Records from a collection of figures

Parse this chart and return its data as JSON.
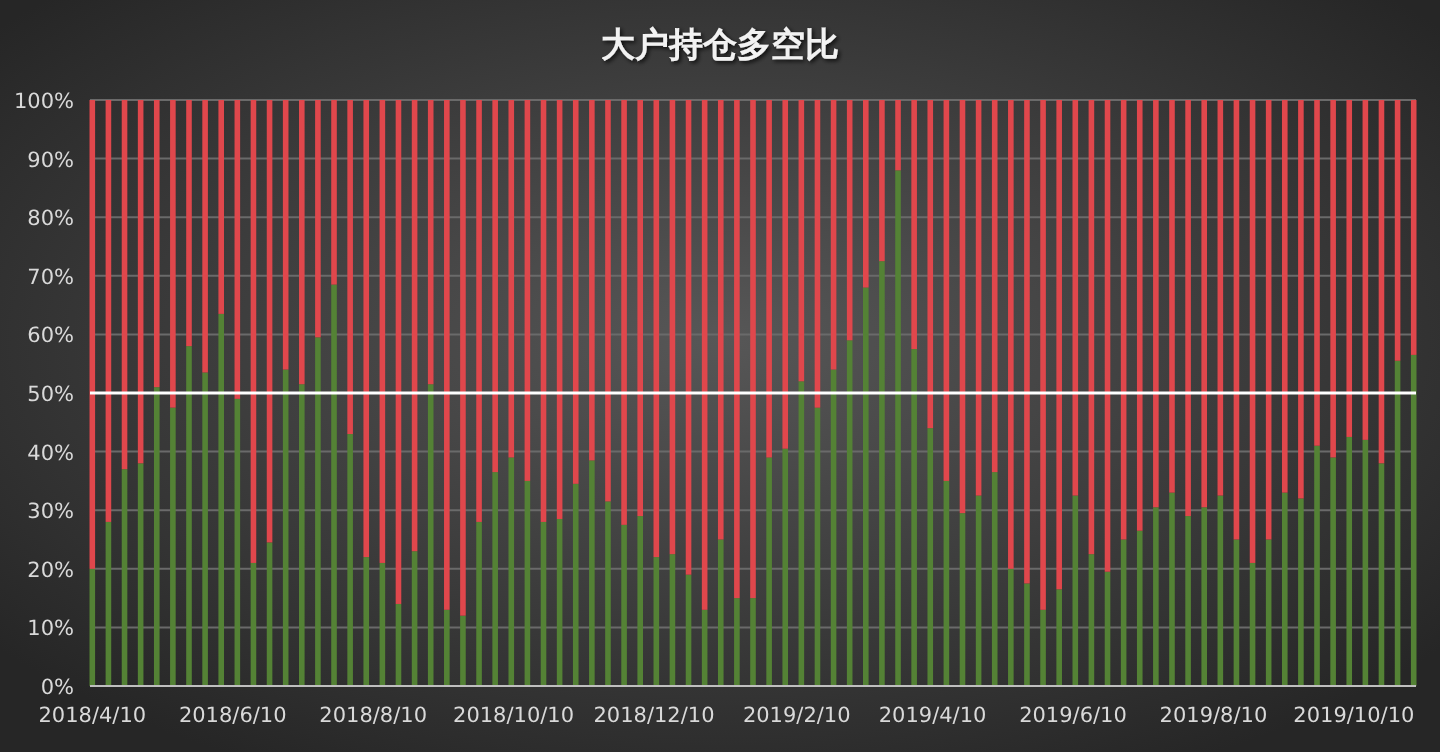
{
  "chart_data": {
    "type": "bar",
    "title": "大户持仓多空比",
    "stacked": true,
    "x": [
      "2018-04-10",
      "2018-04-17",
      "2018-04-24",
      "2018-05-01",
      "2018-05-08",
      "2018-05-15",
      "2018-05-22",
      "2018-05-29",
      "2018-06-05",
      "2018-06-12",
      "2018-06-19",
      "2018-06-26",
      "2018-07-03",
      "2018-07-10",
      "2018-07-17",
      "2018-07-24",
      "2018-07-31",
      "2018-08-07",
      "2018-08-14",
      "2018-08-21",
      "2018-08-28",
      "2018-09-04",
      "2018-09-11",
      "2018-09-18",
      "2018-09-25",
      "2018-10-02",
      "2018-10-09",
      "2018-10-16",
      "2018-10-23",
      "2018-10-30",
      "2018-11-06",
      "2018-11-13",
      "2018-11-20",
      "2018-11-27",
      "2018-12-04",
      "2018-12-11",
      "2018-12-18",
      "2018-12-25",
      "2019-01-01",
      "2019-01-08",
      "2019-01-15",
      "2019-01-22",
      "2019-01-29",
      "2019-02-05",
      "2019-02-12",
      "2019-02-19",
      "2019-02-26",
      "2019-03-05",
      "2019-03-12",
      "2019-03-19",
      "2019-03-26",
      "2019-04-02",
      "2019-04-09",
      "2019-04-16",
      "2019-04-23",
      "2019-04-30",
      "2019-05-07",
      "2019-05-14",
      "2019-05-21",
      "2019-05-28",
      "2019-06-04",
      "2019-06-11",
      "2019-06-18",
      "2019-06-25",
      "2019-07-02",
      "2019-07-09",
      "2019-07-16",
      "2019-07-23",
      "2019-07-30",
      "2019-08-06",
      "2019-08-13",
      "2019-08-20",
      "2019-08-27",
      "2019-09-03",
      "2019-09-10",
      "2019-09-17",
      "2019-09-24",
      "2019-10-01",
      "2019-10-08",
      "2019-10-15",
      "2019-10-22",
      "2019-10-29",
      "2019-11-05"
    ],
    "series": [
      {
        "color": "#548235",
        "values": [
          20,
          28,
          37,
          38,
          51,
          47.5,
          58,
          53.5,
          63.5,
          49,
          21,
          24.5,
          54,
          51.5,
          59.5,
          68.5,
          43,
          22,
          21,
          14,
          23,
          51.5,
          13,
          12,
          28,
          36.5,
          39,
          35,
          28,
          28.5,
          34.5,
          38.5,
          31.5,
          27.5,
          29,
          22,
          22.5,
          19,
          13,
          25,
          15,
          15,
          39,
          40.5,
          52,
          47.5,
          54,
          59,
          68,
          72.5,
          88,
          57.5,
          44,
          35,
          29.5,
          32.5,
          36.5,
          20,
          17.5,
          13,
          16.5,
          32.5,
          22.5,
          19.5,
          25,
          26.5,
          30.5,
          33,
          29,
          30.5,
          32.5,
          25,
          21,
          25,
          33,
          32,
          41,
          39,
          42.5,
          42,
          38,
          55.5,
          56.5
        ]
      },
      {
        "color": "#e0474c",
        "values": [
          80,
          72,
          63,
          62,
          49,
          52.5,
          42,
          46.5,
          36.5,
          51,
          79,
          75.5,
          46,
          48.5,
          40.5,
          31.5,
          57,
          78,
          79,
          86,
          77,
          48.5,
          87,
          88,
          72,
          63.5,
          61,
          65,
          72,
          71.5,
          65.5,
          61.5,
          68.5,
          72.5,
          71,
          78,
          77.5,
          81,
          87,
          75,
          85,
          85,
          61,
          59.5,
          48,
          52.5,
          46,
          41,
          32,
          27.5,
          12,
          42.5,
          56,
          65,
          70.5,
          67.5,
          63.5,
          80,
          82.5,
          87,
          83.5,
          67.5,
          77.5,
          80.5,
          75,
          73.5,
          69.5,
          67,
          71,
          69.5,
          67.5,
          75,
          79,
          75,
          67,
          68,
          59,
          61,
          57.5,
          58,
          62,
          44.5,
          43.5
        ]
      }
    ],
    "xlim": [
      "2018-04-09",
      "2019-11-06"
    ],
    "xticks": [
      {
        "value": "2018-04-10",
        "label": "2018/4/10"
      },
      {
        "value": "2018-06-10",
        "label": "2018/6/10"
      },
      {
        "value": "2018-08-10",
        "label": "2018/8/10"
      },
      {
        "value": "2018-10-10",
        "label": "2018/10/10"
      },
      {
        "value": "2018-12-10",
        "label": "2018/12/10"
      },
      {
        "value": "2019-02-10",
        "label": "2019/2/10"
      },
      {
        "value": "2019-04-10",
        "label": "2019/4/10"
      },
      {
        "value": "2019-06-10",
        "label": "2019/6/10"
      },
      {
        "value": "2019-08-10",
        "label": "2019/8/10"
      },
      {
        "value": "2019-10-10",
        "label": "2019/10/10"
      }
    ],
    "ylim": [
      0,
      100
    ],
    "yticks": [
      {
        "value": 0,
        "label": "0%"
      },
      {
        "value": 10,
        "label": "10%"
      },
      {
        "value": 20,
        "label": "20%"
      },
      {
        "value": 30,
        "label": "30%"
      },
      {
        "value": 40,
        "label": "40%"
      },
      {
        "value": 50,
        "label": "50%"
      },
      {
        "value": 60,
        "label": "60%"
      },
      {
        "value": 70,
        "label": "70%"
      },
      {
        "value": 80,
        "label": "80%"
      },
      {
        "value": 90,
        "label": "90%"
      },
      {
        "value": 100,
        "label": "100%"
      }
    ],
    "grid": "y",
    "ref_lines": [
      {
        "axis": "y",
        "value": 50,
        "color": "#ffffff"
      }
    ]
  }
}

CHALLENGE
All lines above with "color" in them should be returned.

OUTPUT FOR THIS EXERCISE
        "color": "#548235",
        "color": "#e0474c",
        "color": "#ffffff"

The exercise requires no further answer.